**** 제시문 ****

7. 실전 파이프라인: DataLoader부터 TensorRT까지

7.1 커스텀 Dataset 및 DataLoader

from torch.utils.data import Dataset, DataLoader
from pathlib import Path
import albumentations as A
from albumentations.pytorch import ToTensorV2
import cv2

class CustomDataset(Dataset):
    def __init__(self, root: str, split: str = "train"):
        self.root = Path(root)
        self.image_paths = list(
            (self.root / split / "images").glob("*.jpg")
        )
        self.label_paths = [
            self.root / split / "labels" / p.with_suffix(".txt").name
            for p in self.image_paths
        ]
        self.transform = self._get_transforms(split)

    def _get_transforms(self, split: str):
        if split == "train":
            return A.Compose([
                A.RandomResizedCrop(224, 224, scale=(0.7, 1.0)),
                A.HorizontalFlip(p=0.5),
                A.ColorJitter(brightness=0.4, contrast=0.4,
                              saturation=0.4, hue=0.1, p=0.8),
                A.GaussianBlur(blur_limit=(3, 7), p=0.2),
                A.Normalize(mean=(0.485, 0.456, 0.406),
                            std=(0.229, 0.224, 0.225)),
                ToTensorV2(),
            ])

****

• 과제:
a. 항목에서 "shape"라는 단어가 들어 있는 줄이 몇 개인지 숫자만 답하세요. 대소문자는 구분합니다.
b. 데이터셋 코드를 담은 제시문의 마지막 줄 다음부터 코드를 이어서 작성해 주세요.
제시문과 항목들은 서로 아무 관련이 없습니다.

**** 실습 자료 ****

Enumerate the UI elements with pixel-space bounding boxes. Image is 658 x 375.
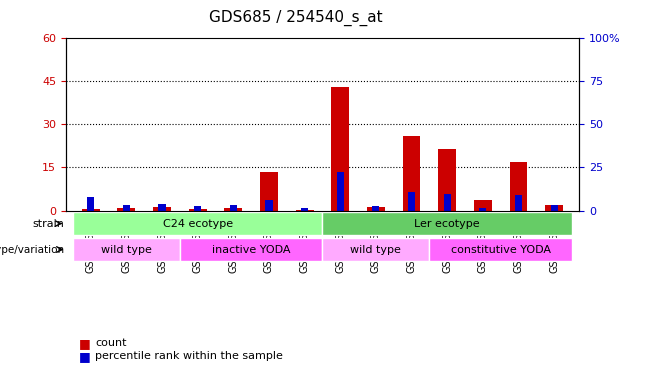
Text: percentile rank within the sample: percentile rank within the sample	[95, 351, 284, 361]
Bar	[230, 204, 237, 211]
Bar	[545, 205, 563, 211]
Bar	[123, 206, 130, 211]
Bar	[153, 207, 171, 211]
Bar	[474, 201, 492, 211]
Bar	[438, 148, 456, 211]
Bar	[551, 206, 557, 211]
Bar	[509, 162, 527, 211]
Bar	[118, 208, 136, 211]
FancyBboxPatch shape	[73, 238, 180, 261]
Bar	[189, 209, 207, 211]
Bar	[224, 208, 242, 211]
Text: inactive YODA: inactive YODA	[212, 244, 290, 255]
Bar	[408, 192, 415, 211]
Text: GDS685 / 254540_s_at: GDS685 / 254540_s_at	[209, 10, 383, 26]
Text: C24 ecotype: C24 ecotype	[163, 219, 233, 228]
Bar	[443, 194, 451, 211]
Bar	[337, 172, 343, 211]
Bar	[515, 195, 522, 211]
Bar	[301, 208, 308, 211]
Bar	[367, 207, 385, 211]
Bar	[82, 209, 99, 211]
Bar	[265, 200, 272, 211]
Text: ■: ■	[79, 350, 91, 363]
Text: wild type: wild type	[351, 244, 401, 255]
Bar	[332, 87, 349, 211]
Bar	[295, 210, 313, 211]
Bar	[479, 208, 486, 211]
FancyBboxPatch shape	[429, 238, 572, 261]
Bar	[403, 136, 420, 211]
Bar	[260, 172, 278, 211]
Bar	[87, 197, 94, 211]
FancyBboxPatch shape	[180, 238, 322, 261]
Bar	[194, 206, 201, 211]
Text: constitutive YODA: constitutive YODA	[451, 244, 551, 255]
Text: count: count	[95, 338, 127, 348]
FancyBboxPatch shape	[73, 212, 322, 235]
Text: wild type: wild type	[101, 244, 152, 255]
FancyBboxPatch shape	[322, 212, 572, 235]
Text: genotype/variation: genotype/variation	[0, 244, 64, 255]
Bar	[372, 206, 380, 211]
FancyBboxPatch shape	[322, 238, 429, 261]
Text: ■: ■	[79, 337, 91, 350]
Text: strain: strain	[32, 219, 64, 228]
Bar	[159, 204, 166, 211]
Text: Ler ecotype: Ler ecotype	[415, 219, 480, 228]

****

• 답안:
a. 6

b.
        return A.Compose([
            A.Resize(256, 256),
            A.CenterCrop(224, 224),
            A.Normalize(mean=(0.485, 0.456, 0.406),
                        std=(0.229, 0.224, 0.225)),
            ToTensorV2(),
        ])

    def __len__(self):
        return len(self.image_paths)

    def __getitem__(self, idx):
        image = cv2.cvtColor(
            cv2.imread(str(self.image_paths[idx])), cv2.COLOR_BGR2RGB
        )
        label = int(self.label_paths[idx].read_text().strip())
        augmented = self.transform(image=image)
        return augmented["image"], label

train_dataset = CustomDataset("data/", split="train")
train_loader = DataLoader(
    train_dataset, batch_size=32, shuffle=True,
    num_workers=4, pin_memory=True, persistent_workers=True
)

7.2 ONNX 변환

import torch
import torch.onnx

model.eval()
dummy_input = torch.randn(1, 3, 224, 224, device="cuda")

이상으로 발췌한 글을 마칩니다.